TROIS VACHES TARINES EN 1952, 135 EN 2014. LA FAMILLE TRÉSALLET-VILLIEN A SU SAISIR DES OPPORTUNITÉS DE DÉVELOPPEMENT POUR PRODUIRE AUJOURD'HUI 480 000 LITRES EN AOP BEAUFORT.
ON NOUS ENVIE NOTRE PRIX DU LAIT AOP BEAUFORT (720 € les 1 000 litres en 2013-2014), en faisant trop souvent abstraction de nos conditions d'exploitation de montagne et de nos coûts de production », observent Cédric, Yohann et Georges, les trois associés du Gaec de l'Armoise. À Bourg-Saint-Maurice, en Savoie, le silo de maïs n'est pas à la porte de l'étable et les vaches ne sont pas en bâtiment toute l'année. Dès que la neige a fondu, elles montent chercher l'herbe jusqu'à 2 300 m d'altitude. « Nous travaillons dans des conditions très particulières avec des engins coûteux et un parcellaire éclaté, aussi bien pour faire le foin que pour faire pâturer les génisses et les vaches. »

[Enregistrements tirés d'une collection]
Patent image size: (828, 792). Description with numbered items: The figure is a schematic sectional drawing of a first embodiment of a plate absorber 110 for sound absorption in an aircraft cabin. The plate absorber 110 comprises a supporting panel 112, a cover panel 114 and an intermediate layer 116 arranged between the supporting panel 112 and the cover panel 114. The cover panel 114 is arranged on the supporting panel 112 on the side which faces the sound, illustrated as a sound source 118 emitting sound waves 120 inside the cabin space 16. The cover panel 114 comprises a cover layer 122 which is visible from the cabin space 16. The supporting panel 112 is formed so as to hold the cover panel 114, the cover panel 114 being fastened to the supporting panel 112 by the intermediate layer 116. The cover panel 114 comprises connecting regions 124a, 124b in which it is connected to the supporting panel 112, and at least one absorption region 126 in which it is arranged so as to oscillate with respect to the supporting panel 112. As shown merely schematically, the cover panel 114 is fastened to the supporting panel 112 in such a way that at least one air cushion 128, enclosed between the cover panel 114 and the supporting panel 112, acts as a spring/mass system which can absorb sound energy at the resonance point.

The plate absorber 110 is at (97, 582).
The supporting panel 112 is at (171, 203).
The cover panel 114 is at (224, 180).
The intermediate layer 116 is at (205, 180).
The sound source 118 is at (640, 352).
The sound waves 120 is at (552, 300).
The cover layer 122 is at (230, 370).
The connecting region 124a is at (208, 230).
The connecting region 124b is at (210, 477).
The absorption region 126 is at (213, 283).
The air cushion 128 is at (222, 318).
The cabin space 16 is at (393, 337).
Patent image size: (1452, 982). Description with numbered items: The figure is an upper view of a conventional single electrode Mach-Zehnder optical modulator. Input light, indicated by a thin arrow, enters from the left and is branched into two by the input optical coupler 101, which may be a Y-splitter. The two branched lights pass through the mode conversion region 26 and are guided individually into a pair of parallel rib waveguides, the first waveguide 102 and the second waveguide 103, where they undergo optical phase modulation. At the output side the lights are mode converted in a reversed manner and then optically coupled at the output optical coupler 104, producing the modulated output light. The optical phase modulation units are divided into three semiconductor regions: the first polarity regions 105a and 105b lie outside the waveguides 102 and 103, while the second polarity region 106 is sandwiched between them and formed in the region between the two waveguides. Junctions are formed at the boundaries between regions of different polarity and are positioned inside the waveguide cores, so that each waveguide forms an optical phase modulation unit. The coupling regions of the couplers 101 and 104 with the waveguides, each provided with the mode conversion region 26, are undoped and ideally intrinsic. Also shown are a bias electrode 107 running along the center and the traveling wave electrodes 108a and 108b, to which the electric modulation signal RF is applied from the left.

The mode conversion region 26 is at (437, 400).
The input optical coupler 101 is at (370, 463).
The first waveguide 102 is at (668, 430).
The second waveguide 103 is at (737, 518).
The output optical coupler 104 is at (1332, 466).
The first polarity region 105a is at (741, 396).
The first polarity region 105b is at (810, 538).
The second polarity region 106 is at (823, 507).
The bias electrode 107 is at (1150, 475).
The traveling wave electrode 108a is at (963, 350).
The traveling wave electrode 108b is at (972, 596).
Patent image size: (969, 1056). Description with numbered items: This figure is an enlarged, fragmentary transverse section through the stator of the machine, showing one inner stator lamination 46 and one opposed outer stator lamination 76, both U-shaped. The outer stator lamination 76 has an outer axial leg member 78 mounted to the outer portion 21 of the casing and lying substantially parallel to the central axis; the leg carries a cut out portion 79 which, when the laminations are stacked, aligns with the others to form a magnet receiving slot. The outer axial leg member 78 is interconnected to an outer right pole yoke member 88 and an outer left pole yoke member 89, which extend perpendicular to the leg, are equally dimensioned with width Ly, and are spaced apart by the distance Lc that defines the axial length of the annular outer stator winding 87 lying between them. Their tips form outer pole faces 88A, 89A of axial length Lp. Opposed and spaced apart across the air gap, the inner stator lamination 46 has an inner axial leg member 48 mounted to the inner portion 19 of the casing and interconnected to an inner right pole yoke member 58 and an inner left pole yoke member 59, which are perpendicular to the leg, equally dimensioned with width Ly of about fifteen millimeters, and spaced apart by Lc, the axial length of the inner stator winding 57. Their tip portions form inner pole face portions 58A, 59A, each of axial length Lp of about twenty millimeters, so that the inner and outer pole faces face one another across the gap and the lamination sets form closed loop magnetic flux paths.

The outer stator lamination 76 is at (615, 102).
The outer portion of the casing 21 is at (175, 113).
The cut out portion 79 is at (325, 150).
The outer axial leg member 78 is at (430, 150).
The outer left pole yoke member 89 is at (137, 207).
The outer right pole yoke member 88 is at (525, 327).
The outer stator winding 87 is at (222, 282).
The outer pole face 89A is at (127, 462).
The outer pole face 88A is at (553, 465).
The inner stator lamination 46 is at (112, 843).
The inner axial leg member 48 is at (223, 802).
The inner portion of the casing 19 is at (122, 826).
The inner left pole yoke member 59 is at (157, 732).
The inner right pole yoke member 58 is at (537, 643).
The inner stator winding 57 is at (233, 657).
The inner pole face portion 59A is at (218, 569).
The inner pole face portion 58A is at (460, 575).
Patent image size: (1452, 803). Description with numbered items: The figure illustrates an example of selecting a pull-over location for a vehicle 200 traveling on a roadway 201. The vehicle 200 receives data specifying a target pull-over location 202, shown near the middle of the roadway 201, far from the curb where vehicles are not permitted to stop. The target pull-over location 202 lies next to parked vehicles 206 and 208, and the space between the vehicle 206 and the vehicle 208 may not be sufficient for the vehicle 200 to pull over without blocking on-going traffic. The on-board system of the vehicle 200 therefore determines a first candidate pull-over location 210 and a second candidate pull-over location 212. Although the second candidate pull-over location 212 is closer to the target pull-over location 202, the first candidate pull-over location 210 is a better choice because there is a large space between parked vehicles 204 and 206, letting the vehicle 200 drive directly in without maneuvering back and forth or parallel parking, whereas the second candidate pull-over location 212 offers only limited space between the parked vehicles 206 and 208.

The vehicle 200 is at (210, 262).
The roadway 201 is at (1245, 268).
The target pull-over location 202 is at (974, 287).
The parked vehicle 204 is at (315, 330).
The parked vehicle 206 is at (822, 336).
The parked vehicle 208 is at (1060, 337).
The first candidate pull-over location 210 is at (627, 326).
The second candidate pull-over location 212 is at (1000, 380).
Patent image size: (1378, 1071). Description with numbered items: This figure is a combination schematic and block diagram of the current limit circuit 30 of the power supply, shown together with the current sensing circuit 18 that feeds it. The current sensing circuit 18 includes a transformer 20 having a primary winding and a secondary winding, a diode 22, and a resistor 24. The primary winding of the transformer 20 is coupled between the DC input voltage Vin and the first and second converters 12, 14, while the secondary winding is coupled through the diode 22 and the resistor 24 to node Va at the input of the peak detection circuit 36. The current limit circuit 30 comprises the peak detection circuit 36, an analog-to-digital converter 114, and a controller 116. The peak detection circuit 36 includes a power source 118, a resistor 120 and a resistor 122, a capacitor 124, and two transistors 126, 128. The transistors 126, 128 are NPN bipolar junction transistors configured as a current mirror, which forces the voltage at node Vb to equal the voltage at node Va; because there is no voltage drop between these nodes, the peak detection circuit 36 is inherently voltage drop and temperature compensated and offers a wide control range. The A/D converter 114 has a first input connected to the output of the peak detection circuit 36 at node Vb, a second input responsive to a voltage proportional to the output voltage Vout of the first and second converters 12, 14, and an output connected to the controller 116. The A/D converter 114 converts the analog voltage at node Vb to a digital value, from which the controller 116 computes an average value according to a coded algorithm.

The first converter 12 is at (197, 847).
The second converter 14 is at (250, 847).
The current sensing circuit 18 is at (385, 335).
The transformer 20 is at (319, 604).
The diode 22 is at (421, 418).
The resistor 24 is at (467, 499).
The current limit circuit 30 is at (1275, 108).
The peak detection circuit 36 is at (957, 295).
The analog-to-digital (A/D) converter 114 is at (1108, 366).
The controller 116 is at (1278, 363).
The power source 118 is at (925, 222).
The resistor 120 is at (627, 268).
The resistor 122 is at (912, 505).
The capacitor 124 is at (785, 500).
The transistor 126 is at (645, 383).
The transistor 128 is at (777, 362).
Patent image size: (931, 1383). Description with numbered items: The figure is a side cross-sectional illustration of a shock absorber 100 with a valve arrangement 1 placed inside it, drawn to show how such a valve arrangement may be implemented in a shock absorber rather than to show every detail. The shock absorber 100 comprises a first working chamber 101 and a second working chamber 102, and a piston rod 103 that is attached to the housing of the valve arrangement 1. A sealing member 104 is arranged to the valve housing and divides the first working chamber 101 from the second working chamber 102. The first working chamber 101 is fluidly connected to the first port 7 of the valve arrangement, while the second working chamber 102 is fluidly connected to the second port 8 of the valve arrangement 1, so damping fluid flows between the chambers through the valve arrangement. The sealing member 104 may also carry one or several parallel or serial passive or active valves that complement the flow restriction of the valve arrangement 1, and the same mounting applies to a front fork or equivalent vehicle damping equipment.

• [Objectif de l'exercice] Reproduisez fidèlement le passage du texte sur le Gaec de l'Armoise qui s'ouvre sur les mots contenant « TROIS VACHES TARINES » et se ferme sur « EN AOP BEAUFORT. ». Ces données n'ont aucun lien avec le texte sur le Gaec de l'Armoise.

• [La réponse]
TROIS VACHES TARINES EN 1952, 135 EN 2014. LA FAMILLE TRÉSALLET-VILLIEN A SU SAISIR DES OPPORTUNITÉS DE DÉVELOPPEMENT POUR PRODUIRE AUJOURD'HUI 480 000 LITRES EN AOP BEAUFORT.